- **To do**:
Retype the records below exactly as they appear.

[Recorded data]

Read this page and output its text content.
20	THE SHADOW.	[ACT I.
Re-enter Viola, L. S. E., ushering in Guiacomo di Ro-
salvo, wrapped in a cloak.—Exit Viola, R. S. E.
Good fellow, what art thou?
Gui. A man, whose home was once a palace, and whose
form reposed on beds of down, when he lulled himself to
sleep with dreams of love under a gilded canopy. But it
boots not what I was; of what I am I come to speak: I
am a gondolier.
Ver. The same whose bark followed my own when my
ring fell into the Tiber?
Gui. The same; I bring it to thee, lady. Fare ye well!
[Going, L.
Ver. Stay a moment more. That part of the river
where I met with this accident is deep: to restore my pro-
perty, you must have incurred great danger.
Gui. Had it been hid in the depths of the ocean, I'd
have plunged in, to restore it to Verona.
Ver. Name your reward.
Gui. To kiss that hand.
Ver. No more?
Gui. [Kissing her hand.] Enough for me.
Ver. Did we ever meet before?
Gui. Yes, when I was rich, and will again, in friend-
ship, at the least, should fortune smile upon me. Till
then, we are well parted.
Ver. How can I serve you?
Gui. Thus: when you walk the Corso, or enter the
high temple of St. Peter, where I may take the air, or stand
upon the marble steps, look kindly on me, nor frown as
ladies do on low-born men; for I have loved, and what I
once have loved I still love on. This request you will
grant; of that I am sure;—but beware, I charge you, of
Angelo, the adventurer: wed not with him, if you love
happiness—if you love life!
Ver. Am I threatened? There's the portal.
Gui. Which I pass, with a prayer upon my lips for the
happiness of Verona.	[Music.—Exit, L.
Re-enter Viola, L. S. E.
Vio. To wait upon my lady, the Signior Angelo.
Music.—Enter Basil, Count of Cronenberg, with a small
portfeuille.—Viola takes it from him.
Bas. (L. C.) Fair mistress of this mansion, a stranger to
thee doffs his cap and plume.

- **The reply**:
Read this page and output its text content.
20	THE SHADOW.	[ACT I.
Re-enter Viola, L. S. E., ushering in Guiacomo di Ro-
salvo, wrapped in a cloak.—Exit Viola, R. S. E.
Good fellow, what art thou?
Gui. A man, whose home was once a palace, and whose
form reposed on beds of down, when he lulled himself to
sleep with dreams of love under a gilded canopy. But it
boots not what I was; of what I am I come to speak: I
am a gondolier.
Ver. The same whose bark followed my own when my
ring fell into the Tiber?
Gui. The same; I bring it to thee, lady. Fare ye well!
[Going, L.
Ver. Stay a moment more. That part of the river
where I met with this accident is deep: to restore my pro-
perty, you must have incurred great danger.
Gui. Had it been hid in the depths of the ocean, I'd
have plunged in, to restore it to Verona.
Ver. Name your reward.
Gui. To kiss that hand.
Ver. No more?
Gui. [Kissing her hand.] Enough for me.
Ver. Did we ever meet before?
Gui. Yes, when I was rich, and will again, in friend-
ship, at the least, should fortune smile upon me. Till
then, we are well parted.
Ver. How can I serve you?
Gui. Thus: when you walk the Corso, or enter the
high temple of St. Peter, where I may take the air, or stand
upon the marble steps, look kindly on me, nor frown as
ladies do on low-born men; for I have loved, and what I
once have loved I still love on. This request you will
grant; of that I am sure;—but beware, I charge you, of
Angelo, the adventurer: wed not with him, if you love
happiness—if you love life!
Ver. Am I threatened? There's the portal.
Gui. Which I pass, with a prayer upon my lips for the
happiness of Verona.	[Music.—Exit, L.
Re-enter Viola, L. S. E.
Vio. To wait upon my lady, the Signior Angelo.
Music.—Enter Basil, Count of Cronenberg, with a small
portfeuille.—Viola takes it from him.
Bas. (L. C.) Fair mistress of this mansion, a stranger to
thee doffs his cap and plume.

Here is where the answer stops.